SOURCE RECORDS:
============================================================

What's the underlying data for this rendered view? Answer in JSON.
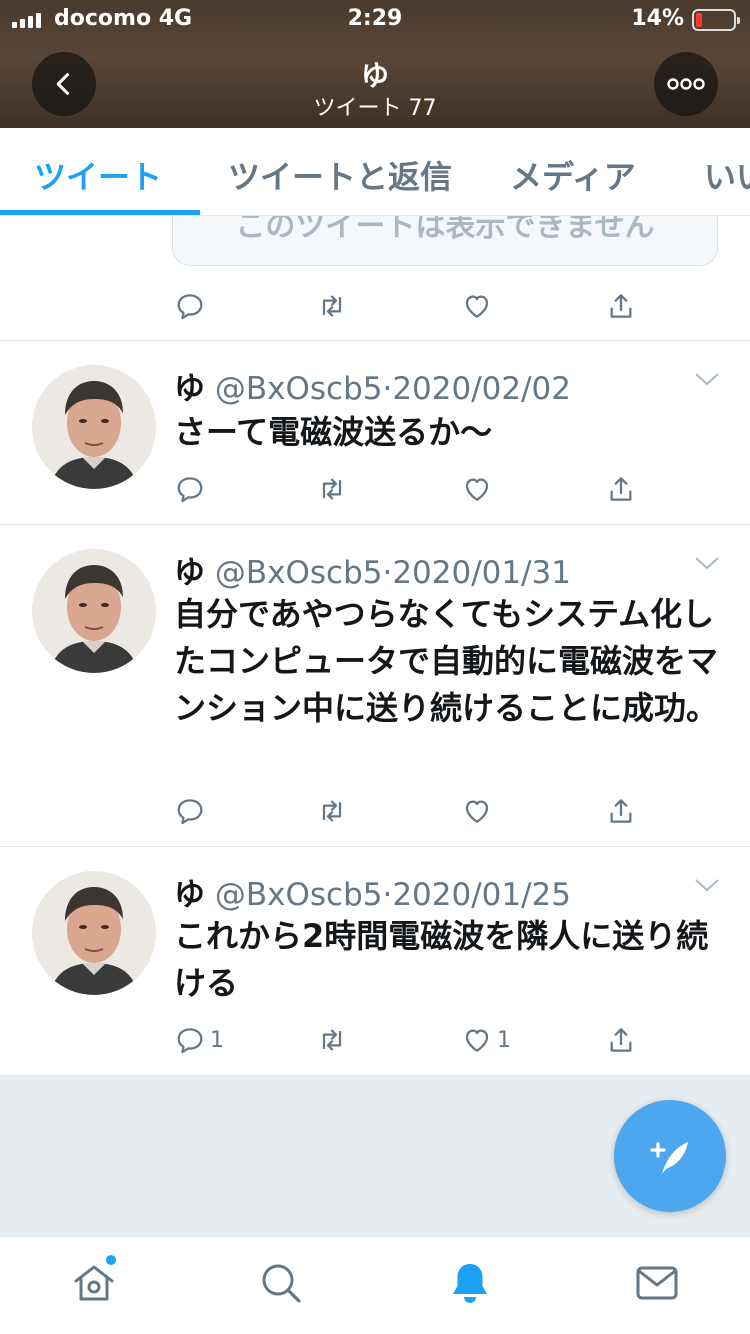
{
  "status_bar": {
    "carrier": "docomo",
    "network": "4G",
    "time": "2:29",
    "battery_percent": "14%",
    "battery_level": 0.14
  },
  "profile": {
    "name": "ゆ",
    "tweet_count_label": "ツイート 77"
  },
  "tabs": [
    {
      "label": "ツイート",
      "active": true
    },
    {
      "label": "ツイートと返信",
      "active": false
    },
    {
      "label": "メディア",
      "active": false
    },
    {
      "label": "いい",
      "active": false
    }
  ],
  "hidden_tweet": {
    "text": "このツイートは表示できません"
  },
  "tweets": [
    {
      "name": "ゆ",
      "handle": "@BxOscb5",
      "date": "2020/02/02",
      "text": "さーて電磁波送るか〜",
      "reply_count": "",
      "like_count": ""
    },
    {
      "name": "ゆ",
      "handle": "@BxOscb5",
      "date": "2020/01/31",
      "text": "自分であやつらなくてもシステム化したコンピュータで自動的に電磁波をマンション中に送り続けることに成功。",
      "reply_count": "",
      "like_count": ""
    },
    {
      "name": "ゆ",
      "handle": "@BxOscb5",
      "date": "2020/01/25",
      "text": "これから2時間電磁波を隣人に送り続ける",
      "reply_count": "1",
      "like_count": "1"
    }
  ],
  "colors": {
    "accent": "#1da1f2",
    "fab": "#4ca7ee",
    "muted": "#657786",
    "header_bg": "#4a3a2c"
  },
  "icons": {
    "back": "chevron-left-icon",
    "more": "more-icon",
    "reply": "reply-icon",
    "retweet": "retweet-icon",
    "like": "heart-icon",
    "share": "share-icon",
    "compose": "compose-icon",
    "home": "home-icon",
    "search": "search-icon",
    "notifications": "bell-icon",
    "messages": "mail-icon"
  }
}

============================================================

EXERCISE AIM: Repeat the records above exactly, omitting every picture.

FULL SOLUTION:
What's the underlying data for this rendered view? Answer in JSON.
{
  "status_bar": {
    "carrier": "docomo",
    "network": "4G",
    "time": "2:29",
    "battery_percent": "14%",
    "battery_level": 0.14
  },
  "profile": {
    "name": "ゆ",
    "tweet_count_label": "ツイート 77"
  },
  "tabs": [
    {
      "label": "ツイート",
      "active": true
    },
    {
      "label": "ツイートと返信",
      "active": false
    },
    {
      "label": "メディア",
      "active": false
    },
    {
      "label": "いい",
      "active": false
    }
  ],
  "hidden_tweet": {
    "text": "このツイートは表示できません"
  },
  "tweets": [
    {
      "name": "ゆ",
      "handle": "@BxOscb5",
      "date": "2020/02/02",
      "text": "さーて電磁波送るか〜",
      "reply_count": "",
      "like_count": ""
    },
    {
      "name": "ゆ",
      "handle": "@BxOscb5",
      "date": "2020/01/31",
      "text": "自分であやつらなくてもシステム化したコンピュータで自動的に電磁波をマンション中に送り続けることに成功。",
      "reply_count": "",
      "like_count": ""
    },
    {
      "name": "ゆ",
      "handle": "@BxOscb5",
      "date": "2020/01/25",
      "text": "これから2時間電磁波を隣人に送り続ける",
      "reply_count": "1",
      "like_count": "1"
    }
  ],
  "colors": {
    "accent": "#1da1f2",
    "fab": "#4ca7ee",
    "muted": "#657786",
    "header_bg": "#4a3a2c"
  },
  "icons": {
    "back": "chevron-left-icon",
    "more": "more-icon",
    "reply": "reply-icon",
    "retweet": "retweet-icon",
    "like": "heart-icon",
    "share": "share-icon",
    "compose": "compose-icon",
    "home": "home-icon",
    "search": "search-icon",
    "notifications": "bell-icon",
    "messages": "mail-icon"
  }
}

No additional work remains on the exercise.